TASK DESCRIPTION
Show all lines from the data that include the word "flag".

---------- SOURCE INFORMATION

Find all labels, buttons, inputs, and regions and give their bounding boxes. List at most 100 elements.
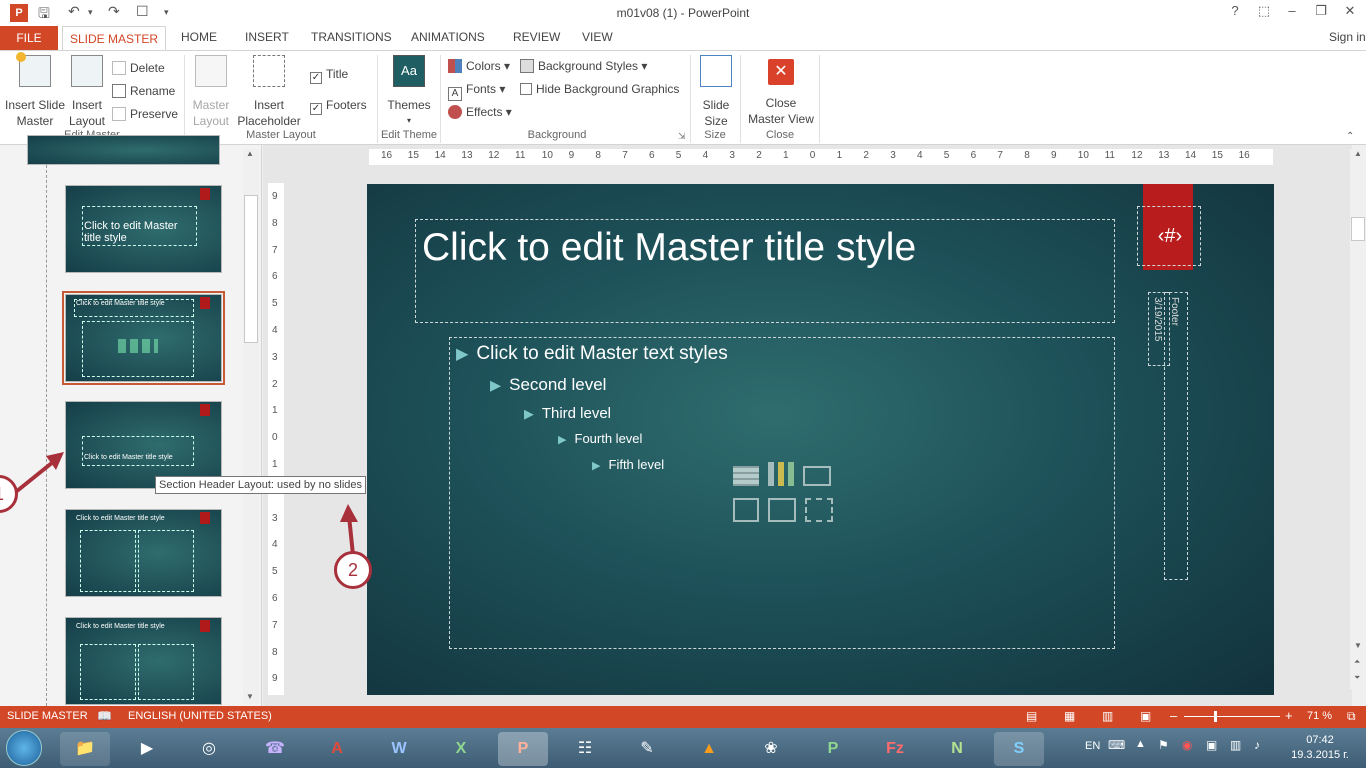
themes-button[interactable]: Aa Themes ▾: [384, 55, 434, 129]
spell-check-icon[interactable]: 📖: [97, 709, 112, 723]
layout-thumbnail-1[interactable]: Click to edit Master title style: [65, 185, 222, 273]
start-button-icon[interactable]: [6, 730, 42, 766]
excel-icon[interactable]: X: [436, 732, 486, 766]
insert-layout-button[interactable]: Insert Layout: [66, 55, 108, 129]
tray-arrow-icon[interactable]: ▲: [1135, 738, 1146, 750]
zoom-in-icon[interactable]: +: [1285, 708, 1293, 723]
scroll-up-icon[interactable]: ▲: [246, 149, 254, 158]
layout-thumbnail-5[interactable]: Click to edit Master title style: [65, 617, 222, 705]
insert-smartart-icon[interactable]: [803, 466, 831, 486]
tab-home[interactable]: HOME: [181, 30, 217, 44]
footer-placeholder[interactable]: Footer: [1164, 292, 1188, 580]
previous-slide-icon[interactable]: ⏶: [1354, 657, 1360, 667]
colors-button[interactable]: Colors ▾: [448, 57, 510, 75]
background-dialog-launcher-icon[interactable]: ⇲: [678, 131, 686, 142]
background-styles-button[interactable]: Background Styles ▾: [520, 57, 647, 75]
fonts-button[interactable]: A Fonts ▾: [448, 80, 505, 101]
network-icon[interactable]: ▥: [1230, 738, 1241, 752]
zoom-level[interactable]: 71 %: [1307, 710, 1332, 722]
scroll-up-icon[interactable]: ▲: [1354, 149, 1362, 158]
volume-icon[interactable]: ♪: [1254, 738, 1260, 752]
ribbon-tabs: FILE SLIDE MASTER HOME INSERT TRANSITION…: [0, 26, 1366, 51]
action-center-flag-icon[interactable]: ⚑: [1158, 738, 1169, 752]
tab-review[interactable]: REVIEW: [513, 30, 560, 44]
device-icon[interactable]: ▣: [1206, 738, 1217, 752]
title-placeholder[interactable]: Click to edit Master title style: [415, 219, 1115, 323]
insert-placeholder-button[interactable]: Insert Placeholder: [233, 55, 305, 129]
keyboard-icon[interactable]: ⌨: [1108, 738, 1125, 752]
vlc-icon[interactable]: ▲: [684, 732, 734, 766]
tab-slide-master[interactable]: SLIDE MASTER: [62, 26, 166, 51]
scroll-thumb[interactable]: [1351, 217, 1365, 241]
antivirus-icon[interactable]: ◉: [1182, 738, 1192, 752]
filezilla-icon[interactable]: Fz: [870, 732, 920, 766]
skype-icon[interactable]: S: [994, 732, 1044, 766]
viber-icon[interactable]: ☎: [250, 732, 300, 766]
acrobat-icon[interactable]: A: [312, 732, 362, 766]
insert-slide-master-button[interactable]: Insert Slide Master: [4, 52, 66, 129]
slide-sorter-icon[interactable]: ▦: [1064, 709, 1075, 723]
insert-picture-icon[interactable]: [733, 498, 759, 522]
paint-icon[interactable]: ❀: [746, 732, 796, 766]
close-icon[interactable]: ✕: [1339, 3, 1361, 19]
tab-insert[interactable]: INSERT: [245, 30, 289, 44]
title-checkbox[interactable]: ✓ Title: [310, 65, 348, 84]
insert-table-icon[interactable]: [733, 466, 759, 486]
insert-online-picture-icon[interactable]: [768, 498, 796, 522]
slide-master-canvas[interactable]: Click to edit Master title style ▶ Click …: [367, 184, 1274, 695]
main-scrollbar[interactable]: ▲ ▼ ⏶ ⏷: [1350, 149, 1366, 689]
restore-icon[interactable]: ❐: [1310, 3, 1332, 19]
master-layout-button[interactable]: Master Layout: [189, 55, 233, 129]
tab-transitions[interactable]: TRANSITIONS: [311, 30, 392, 44]
chrome-icon[interactable]: ◎: [184, 732, 234, 766]
hide-background-graphics-checkbox[interactable]: Hide Background Graphics: [520, 80, 679, 98]
rename-label: Rename: [130, 84, 176, 98]
notes-icon[interactable]: ✎: [622, 732, 672, 766]
language-label[interactable]: ENGLISH (UNITED STATES): [128, 710, 272, 722]
slide-size-button[interactable]: Slide Size: [694, 55, 738, 129]
clock-time[interactable]: 07:42: [1280, 734, 1360, 746]
help-button[interactable]: ?: [1224, 3, 1246, 18]
level-4-label: Fourth level: [574, 431, 643, 446]
effects-button[interactable]: Effects ▾: [448, 103, 512, 121]
explorer-icon[interactable]: 📁: [60, 732, 110, 766]
tab-file[interactable]: FILE: [0, 26, 58, 50]
zoom-slider-thumb[interactable]: [1214, 711, 1217, 722]
clock-date[interactable]: 19.3.2015 г.: [1280, 749, 1360, 761]
zoom-out-icon[interactable]: –: [1170, 708, 1177, 723]
tab-animations[interactable]: ANIMATIONS: [411, 30, 485, 44]
reading-view-icon[interactable]: ▥: [1102, 709, 1113, 723]
fit-slide-icon[interactable]: ⧉: [1347, 709, 1356, 724]
powerpoint-taskbar-icon[interactable]: P: [498, 732, 548, 766]
footers-checkbox[interactable]: ✓ Footers: [310, 96, 367, 115]
close-master-view-button[interactable]: ✕ Close Master View: [744, 55, 818, 127]
master-thumbnail[interactable]: [27, 135, 220, 165]
insert-video-icon[interactable]: [805, 498, 833, 522]
scroll-thumb[interactable]: [244, 195, 258, 343]
language-indicator[interactable]: EN: [1085, 740, 1100, 752]
delete-button[interactable]: Delete: [112, 59, 165, 77]
thumbnail-scrollbar[interactable]: ▲ ▼: [243, 149, 259, 704]
normal-view-icon[interactable]: ▤: [1026, 709, 1037, 723]
slideshow-icon[interactable]: ▣: [1140, 709, 1151, 723]
calculator-icon[interactable]: ☷: [560, 732, 610, 766]
project-icon[interactable]: P: [808, 732, 858, 766]
scroll-down-icon[interactable]: ▼: [1354, 641, 1362, 650]
scroll-down-icon[interactable]: ▼: [246, 692, 254, 701]
minimize-icon[interactable]: –: [1281, 3, 1303, 18]
media-player-icon[interactable]: ▶: [122, 732, 172, 766]
next-slide-icon[interactable]: ⏷: [1354, 673, 1360, 683]
tab-view[interactable]: VIEW: [582, 30, 613, 44]
notepad-plus-icon[interactable]: N: [932, 732, 982, 766]
word-icon[interactable]: W: [374, 732, 424, 766]
rename-button[interactable]: Rename: [112, 82, 175, 100]
layout-thumbnail-2[interactable]: Click to edit Master title style: [62, 291, 225, 385]
slide-number-placeholder[interactable]: ‹#›: [1137, 206, 1201, 266]
collapse-ribbon-icon[interactable]: ⌃: [1346, 131, 1354, 142]
zoom-slider[interactable]: [1184, 716, 1280, 717]
ribbon-display-options-icon[interactable]: ⬚: [1253, 3, 1275, 19]
body-placeholder[interactable]: ▶ Click to edit Master text styles ▶ Secon…: [449, 337, 1115, 649]
insert-chart-icon[interactable]: [768, 462, 794, 486]
sign-in-link[interactable]: Sign in: [1329, 30, 1366, 44]
preserve-button[interactable]: Preserve: [112, 105, 178, 123]
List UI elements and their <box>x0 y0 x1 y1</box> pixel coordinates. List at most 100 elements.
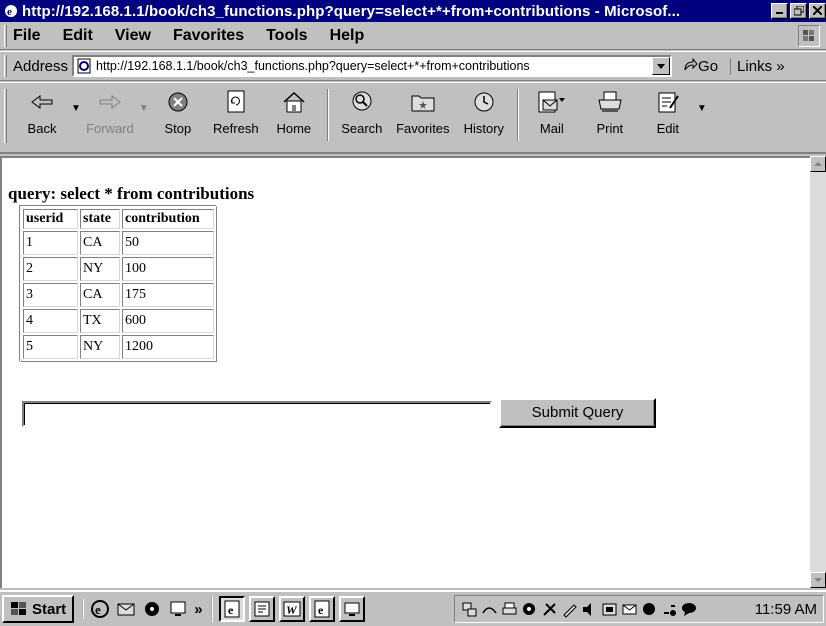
address-dropdown-button[interactable] <box>652 57 671 75</box>
cell-userid: 2 <box>23 257 78 281</box>
restore-button[interactable] <box>790 3 807 19</box>
cell-contribution: 50 <box>122 231 214 255</box>
vertical-scrollbar[interactable] <box>810 156 826 588</box>
tray-mail-icon[interactable] <box>621 601 638 618</box>
title-bar[interactable]: e http://192.168.1.1/book/ch3_functions.… <box>0 0 826 22</box>
ie-page-icon: e <box>314 600 330 618</box>
taskbar: Start e » e W e 11:59 AM <box>0 590 826 626</box>
mail-button[interactable]: Mail <box>523 89 581 136</box>
windows-logo-icon <box>798 25 820 47</box>
menu-tools[interactable]: Tools <box>266 27 307 45</box>
cell-contribution: 175 <box>122 283 214 307</box>
history-icon <box>474 92 494 112</box>
outlook-quicklaunch-icon[interactable] <box>116 599 136 619</box>
address-input[interactable]: http://192.168.1.1/book/ch3_functions.ph… <box>72 55 673 77</box>
window-title: http://192.168.1.1/book/ch3_functions.ph… <box>22 2 681 20</box>
header-contribution: contribution <box>122 209 214 229</box>
tray-speaker-icon[interactable] <box>581 601 598 618</box>
tray-sync-icon[interactable] <box>661 601 678 618</box>
tray-antivirus-icon[interactable] <box>521 601 538 618</box>
cell-userid: 4 <box>23 309 78 333</box>
forward-label: Forward <box>86 121 134 136</box>
task-desktop-window[interactable] <box>338 596 365 622</box>
svg-text:W: W <box>286 603 298 617</box>
tray-tools-icon[interactable] <box>541 601 558 618</box>
menu-view[interactable]: View <box>115 27 151 45</box>
tray-printer-icon[interactable] <box>501 601 518 618</box>
task-ie-window-2[interactable]: e <box>308 596 335 622</box>
arrow-up-icon <box>814 162 822 166</box>
quicklaunch-more-icon[interactable]: » <box>194 601 202 618</box>
tray-chat-icon[interactable] <box>681 601 698 618</box>
mail-icon <box>538 91 565 113</box>
forward-dropdown-icon[interactable]: ▼ <box>139 103 149 114</box>
back-label: Back <box>27 121 57 136</box>
links-button[interactable]: Links » <box>730 57 785 75</box>
favorites-label: Favorites <box>396 121 450 136</box>
back-button[interactable]: Back <box>13 89 71 136</box>
history-button[interactable]: History <box>455 89 513 136</box>
task-buttons: e W e <box>210 596 365 622</box>
home-button[interactable]: Home <box>265 89 323 136</box>
cell-contribution: 600 <box>122 309 214 333</box>
favorites-button[interactable]: Favorites <box>391 89 455 136</box>
menu-favorites[interactable]: Favorites <box>173 27 244 45</box>
app-window-icon <box>254 601 270 617</box>
query-heading: query: select * from contributions <box>8 184 255 203</box>
query-input[interactable] <box>22 401 492 427</box>
minimize-button[interactable] <box>771 3 788 19</box>
history-label: History <box>463 121 505 136</box>
table-row: 5 NY 1200 <box>23 335 214 359</box>
tray-pen-icon[interactable] <box>561 601 578 618</box>
printer-icon <box>598 91 622 112</box>
menu-grip <box>4 24 7 47</box>
submit-query-button[interactable]: Submit Query <box>499 398 656 428</box>
close-button[interactable] <box>809 3 826 19</box>
tray-connection-icon[interactable] <box>481 601 498 618</box>
task-app-window[interactable] <box>248 596 275 622</box>
stop-icon <box>168 92 188 112</box>
cell-userid: 3 <box>23 283 78 307</box>
menu-edit[interactable]: Edit <box>63 27 93 45</box>
tray-device-icon[interactable] <box>601 601 618 618</box>
forward-button[interactable]: Forward <box>81 89 139 136</box>
media-quicklaunch-icon[interactable] <box>142 599 162 619</box>
print-label: Print <box>596 121 624 136</box>
tray-media-icon[interactable] <box>641 601 658 618</box>
edit-button[interactable]: Edit <box>639 89 697 136</box>
scroll-down-button[interactable] <box>810 572 826 588</box>
back-arrow-icon <box>31 95 53 109</box>
table-row: 3 CA 175 <box>23 283 214 307</box>
search-button[interactable]: Search <box>333 89 391 136</box>
svg-text:e: e <box>95 602 101 617</box>
scroll-up-button[interactable] <box>810 156 826 172</box>
print-button[interactable]: Print <box>581 89 639 136</box>
address-url: http://192.168.1.1/book/ch3_functions.ph… <box>96 59 530 73</box>
cell-state: CA <box>80 283 120 307</box>
stop-button[interactable]: Stop <box>149 89 207 136</box>
tray-network-icon[interactable] <box>461 601 478 618</box>
desktop-quicklaunch-icon[interactable] <box>168 599 188 619</box>
task-ie-window[interactable]: e <box>218 596 245 622</box>
clock[interactable]: 11:59 AM <box>755 601 817 618</box>
refresh-button[interactable]: Refresh <box>207 89 265 136</box>
menu-help[interactable]: Help <box>330 27 365 45</box>
back-dropdown-icon[interactable]: ▼ <box>71 103 81 114</box>
cell-state: CA <box>80 231 120 255</box>
windows-flag-icon <box>11 602 26 615</box>
cell-contribution: 100 <box>122 257 214 281</box>
table-row: 2 NY 100 <box>23 257 214 281</box>
menu-file[interactable]: File <box>13 27 41 45</box>
go-arrow-icon <box>684 58 698 71</box>
standard-toolbar: Back ▼ Forward ▼ Stop Refresh Home Searc… <box>0 82 826 154</box>
edit-dropdown-icon[interactable]: ▼ <box>697 103 707 114</box>
start-button[interactable]: Start <box>2 595 75 623</box>
home-label: Home <box>276 121 312 136</box>
task-word-window[interactable]: W <box>278 596 305 622</box>
forward-arrow-icon <box>99 95 121 109</box>
ie-quicklaunch-icon[interactable]: e <box>90 599 110 619</box>
go-button[interactable]: Go <box>682 58 718 75</box>
arrow-down-icon <box>814 578 822 582</box>
cell-state: NY <box>80 335 120 359</box>
cell-userid: 1 <box>23 231 78 255</box>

--------------------

RESPONSE AREA
action-center-flag-icon[interactable]: ⚑: [1158, 738, 1169, 752]
windows-flag-icon <box>11 602 26 615</box>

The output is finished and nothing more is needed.